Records
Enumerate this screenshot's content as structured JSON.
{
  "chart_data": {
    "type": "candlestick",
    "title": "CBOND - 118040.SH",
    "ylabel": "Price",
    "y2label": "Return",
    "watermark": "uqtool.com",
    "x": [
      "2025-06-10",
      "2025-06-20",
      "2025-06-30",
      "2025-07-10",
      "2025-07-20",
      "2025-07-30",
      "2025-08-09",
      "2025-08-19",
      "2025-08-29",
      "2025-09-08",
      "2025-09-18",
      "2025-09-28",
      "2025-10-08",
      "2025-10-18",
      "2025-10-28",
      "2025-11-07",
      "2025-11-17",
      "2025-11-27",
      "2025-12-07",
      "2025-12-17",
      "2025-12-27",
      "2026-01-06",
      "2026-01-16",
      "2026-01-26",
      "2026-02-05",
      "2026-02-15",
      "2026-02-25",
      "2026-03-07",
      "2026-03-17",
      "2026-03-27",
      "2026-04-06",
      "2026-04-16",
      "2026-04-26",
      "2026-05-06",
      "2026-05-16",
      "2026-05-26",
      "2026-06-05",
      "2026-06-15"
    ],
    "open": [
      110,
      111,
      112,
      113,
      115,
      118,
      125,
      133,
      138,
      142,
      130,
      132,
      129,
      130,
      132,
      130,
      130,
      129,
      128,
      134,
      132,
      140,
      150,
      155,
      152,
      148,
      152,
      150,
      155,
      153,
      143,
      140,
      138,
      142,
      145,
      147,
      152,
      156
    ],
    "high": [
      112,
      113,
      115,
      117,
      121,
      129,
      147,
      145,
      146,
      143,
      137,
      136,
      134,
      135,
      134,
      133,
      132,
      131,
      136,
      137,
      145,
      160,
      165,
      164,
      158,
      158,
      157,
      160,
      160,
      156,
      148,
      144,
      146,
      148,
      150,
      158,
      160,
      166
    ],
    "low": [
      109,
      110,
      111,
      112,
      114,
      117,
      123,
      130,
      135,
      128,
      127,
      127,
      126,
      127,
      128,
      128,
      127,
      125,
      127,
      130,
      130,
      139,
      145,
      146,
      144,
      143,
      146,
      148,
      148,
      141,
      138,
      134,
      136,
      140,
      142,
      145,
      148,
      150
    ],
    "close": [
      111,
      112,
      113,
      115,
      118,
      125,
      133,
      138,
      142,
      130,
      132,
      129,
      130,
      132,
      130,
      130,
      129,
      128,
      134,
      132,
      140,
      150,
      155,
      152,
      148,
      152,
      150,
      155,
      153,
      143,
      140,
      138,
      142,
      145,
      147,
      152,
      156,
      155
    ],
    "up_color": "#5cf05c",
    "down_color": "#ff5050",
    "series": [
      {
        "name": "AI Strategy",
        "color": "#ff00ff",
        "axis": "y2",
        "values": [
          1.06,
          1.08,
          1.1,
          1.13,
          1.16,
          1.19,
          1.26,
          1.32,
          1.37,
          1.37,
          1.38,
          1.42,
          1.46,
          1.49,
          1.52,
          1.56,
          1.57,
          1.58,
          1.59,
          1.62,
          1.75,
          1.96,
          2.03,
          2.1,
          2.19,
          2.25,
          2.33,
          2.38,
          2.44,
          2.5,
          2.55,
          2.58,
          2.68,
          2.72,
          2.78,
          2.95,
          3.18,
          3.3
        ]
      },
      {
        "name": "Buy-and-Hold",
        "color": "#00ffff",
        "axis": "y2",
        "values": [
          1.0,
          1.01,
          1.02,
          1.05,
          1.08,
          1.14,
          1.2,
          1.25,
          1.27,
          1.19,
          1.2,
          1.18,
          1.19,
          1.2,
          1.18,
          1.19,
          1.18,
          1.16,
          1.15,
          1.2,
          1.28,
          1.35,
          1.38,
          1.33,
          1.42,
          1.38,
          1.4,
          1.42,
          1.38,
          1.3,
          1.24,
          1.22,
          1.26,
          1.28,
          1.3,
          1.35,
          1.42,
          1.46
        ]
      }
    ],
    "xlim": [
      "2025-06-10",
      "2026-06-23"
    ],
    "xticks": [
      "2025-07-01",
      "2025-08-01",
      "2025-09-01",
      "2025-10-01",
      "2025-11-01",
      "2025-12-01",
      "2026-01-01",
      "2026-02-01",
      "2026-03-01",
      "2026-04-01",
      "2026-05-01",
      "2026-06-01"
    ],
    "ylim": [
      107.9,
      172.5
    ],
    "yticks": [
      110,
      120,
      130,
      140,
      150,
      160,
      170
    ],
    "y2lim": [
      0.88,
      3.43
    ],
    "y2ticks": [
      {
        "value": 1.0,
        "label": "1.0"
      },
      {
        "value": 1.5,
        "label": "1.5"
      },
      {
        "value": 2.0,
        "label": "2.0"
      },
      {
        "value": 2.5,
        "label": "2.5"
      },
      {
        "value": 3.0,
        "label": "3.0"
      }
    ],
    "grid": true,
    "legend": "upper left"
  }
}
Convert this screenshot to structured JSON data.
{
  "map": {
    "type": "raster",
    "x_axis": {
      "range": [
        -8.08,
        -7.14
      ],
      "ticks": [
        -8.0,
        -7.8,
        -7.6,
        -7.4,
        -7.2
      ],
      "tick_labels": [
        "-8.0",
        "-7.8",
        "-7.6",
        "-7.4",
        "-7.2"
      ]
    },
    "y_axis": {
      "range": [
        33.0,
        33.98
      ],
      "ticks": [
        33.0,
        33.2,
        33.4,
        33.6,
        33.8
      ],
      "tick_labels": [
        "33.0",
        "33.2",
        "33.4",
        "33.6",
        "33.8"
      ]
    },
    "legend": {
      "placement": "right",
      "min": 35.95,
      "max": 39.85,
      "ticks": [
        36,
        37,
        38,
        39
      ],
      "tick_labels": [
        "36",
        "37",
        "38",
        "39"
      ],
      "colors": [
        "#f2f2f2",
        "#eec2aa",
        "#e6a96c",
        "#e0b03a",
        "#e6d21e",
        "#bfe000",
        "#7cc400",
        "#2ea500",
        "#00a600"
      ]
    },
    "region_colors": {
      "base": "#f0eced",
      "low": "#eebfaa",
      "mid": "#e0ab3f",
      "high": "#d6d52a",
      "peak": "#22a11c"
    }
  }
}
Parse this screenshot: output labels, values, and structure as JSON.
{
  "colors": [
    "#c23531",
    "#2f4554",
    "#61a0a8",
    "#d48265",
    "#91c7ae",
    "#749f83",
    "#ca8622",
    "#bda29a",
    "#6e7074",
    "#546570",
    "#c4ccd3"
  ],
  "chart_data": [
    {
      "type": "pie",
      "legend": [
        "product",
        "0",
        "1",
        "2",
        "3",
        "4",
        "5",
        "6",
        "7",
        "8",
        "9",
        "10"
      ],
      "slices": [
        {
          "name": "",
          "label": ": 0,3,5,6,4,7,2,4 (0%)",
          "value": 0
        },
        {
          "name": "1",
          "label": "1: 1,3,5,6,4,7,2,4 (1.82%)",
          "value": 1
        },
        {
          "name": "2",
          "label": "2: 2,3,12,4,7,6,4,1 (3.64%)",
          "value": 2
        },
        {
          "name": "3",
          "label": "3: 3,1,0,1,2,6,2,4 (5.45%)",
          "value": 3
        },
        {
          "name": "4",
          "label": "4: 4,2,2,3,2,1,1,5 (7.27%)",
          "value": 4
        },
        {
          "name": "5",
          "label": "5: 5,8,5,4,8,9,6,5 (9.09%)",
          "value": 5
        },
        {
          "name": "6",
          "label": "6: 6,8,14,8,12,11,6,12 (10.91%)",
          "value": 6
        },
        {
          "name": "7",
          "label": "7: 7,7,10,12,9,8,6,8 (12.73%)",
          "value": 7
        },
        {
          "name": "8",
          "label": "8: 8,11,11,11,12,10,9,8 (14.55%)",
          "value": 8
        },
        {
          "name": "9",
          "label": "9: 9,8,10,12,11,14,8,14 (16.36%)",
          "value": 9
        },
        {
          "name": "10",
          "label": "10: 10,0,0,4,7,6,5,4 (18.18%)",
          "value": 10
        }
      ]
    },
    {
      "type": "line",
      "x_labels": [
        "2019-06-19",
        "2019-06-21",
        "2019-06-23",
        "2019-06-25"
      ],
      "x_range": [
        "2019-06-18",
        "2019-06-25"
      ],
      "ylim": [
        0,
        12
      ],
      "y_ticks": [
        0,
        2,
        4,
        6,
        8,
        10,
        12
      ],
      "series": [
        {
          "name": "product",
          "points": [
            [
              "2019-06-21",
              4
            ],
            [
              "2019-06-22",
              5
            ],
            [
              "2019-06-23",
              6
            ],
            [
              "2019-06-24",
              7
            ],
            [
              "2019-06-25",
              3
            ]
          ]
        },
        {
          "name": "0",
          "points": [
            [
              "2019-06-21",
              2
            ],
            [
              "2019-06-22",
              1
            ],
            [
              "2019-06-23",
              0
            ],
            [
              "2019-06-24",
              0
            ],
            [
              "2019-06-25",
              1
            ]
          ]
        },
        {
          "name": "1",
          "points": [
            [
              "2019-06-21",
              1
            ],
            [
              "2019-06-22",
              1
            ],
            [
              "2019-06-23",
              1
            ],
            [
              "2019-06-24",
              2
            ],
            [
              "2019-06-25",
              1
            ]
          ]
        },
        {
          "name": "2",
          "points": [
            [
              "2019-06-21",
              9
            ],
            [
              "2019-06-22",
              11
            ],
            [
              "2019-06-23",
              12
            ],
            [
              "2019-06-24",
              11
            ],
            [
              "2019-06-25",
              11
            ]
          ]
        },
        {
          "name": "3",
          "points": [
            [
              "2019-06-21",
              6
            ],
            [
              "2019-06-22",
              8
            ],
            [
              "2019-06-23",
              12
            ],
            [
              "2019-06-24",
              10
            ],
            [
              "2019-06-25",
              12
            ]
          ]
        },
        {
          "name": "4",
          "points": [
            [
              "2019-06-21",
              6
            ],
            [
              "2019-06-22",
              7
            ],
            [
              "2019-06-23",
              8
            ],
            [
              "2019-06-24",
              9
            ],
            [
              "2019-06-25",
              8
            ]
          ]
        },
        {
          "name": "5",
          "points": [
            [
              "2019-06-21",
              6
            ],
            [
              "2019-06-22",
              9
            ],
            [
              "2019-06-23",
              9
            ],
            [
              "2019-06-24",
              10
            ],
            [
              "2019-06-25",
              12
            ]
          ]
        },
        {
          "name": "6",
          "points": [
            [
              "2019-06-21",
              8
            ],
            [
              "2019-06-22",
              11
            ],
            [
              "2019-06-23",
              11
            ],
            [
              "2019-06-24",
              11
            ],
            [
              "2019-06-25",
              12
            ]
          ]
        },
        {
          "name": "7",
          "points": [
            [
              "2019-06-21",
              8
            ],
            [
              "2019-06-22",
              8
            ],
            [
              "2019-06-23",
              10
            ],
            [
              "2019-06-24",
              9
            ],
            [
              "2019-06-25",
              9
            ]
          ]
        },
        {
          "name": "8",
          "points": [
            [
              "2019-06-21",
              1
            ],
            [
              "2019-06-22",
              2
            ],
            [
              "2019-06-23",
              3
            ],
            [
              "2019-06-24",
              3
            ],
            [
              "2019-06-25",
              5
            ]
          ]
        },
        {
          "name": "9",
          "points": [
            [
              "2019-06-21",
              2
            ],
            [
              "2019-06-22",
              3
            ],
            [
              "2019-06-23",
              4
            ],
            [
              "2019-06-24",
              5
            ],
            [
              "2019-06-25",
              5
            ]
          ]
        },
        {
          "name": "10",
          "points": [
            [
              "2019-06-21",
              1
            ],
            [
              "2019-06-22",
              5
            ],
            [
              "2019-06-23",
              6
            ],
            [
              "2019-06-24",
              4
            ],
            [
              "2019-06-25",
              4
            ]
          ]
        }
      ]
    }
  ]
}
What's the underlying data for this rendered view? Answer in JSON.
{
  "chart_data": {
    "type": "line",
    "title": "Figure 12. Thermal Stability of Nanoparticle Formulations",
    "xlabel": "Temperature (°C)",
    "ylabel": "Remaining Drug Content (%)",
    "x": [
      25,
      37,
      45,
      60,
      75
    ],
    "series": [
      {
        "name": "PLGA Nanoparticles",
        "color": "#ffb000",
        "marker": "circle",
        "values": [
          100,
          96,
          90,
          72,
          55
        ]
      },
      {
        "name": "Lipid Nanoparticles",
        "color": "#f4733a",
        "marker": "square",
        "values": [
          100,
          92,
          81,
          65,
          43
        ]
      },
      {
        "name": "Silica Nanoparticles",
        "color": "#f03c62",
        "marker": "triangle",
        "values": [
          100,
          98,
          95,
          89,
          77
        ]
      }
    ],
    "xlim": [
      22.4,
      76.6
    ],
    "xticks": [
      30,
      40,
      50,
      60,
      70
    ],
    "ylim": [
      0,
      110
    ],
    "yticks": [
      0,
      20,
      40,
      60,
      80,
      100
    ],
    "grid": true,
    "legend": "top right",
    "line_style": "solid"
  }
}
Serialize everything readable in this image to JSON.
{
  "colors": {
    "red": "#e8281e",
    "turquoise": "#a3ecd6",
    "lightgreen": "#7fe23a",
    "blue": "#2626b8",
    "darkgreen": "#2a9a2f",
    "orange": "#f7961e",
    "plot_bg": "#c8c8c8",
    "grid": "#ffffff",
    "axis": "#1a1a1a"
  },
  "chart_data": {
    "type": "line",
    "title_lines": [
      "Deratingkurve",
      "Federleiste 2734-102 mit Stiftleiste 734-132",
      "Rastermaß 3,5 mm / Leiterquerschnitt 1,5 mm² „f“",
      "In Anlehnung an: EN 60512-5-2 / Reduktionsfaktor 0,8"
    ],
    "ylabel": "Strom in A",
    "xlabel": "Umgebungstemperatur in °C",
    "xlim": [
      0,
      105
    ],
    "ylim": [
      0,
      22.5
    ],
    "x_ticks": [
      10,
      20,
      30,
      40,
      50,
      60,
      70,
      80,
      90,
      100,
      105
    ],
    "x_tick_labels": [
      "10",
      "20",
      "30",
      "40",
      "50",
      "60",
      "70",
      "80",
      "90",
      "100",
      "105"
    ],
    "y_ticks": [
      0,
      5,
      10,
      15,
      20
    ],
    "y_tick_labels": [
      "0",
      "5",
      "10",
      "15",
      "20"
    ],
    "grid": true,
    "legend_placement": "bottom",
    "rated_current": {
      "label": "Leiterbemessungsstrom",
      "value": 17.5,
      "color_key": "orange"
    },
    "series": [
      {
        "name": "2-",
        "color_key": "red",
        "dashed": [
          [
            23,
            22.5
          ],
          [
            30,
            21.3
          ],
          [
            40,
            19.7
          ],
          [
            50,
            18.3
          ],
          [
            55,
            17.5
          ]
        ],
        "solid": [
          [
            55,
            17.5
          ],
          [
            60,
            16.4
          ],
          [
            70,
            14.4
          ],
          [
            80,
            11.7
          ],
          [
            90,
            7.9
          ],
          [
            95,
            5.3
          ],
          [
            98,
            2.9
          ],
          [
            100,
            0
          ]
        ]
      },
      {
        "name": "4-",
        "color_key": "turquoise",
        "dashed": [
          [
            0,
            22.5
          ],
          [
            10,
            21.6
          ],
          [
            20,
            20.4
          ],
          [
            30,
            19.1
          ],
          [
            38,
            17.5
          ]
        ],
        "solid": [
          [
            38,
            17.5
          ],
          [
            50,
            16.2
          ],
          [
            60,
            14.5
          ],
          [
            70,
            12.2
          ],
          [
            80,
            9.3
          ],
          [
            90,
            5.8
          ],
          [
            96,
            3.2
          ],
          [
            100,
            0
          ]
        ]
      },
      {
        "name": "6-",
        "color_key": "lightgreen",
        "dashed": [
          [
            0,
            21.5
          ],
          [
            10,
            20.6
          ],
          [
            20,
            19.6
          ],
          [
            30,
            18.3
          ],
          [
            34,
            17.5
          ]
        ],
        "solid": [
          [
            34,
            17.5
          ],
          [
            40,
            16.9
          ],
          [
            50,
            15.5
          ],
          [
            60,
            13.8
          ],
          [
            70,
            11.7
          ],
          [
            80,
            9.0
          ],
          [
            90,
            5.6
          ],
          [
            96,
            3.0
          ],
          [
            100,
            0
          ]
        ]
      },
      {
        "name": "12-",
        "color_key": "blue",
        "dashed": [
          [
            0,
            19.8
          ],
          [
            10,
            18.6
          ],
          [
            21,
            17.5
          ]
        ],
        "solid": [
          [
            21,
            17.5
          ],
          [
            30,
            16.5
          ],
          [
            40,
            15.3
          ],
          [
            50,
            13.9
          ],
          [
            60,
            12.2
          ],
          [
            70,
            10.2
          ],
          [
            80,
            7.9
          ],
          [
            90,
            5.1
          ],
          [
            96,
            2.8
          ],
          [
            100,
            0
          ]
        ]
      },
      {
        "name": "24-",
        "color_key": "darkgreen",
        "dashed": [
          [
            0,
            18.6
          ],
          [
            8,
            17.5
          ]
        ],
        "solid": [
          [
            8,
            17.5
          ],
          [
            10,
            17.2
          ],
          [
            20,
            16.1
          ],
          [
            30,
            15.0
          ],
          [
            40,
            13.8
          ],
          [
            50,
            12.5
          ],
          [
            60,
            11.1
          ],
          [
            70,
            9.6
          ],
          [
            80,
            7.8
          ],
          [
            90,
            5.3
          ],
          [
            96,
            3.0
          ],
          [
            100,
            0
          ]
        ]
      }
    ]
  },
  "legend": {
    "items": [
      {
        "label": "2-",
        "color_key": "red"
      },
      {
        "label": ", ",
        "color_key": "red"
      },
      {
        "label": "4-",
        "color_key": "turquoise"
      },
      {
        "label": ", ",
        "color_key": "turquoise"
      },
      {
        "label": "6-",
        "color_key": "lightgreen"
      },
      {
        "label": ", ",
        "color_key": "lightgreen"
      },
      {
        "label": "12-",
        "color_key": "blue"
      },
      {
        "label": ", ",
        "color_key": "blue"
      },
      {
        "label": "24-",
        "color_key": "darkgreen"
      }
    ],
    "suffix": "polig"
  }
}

- DESCRIPTION OF THE TASK
Scan the data for the word "lightgreen" and copy every line where it shows up.

- SOLUTION FOR THIS EXERCISE
    "lightgreen": "#7fe23a",
        "color_key": "lightgreen",
        "color_key": "lightgreen"
        "color_key": "lightgreen"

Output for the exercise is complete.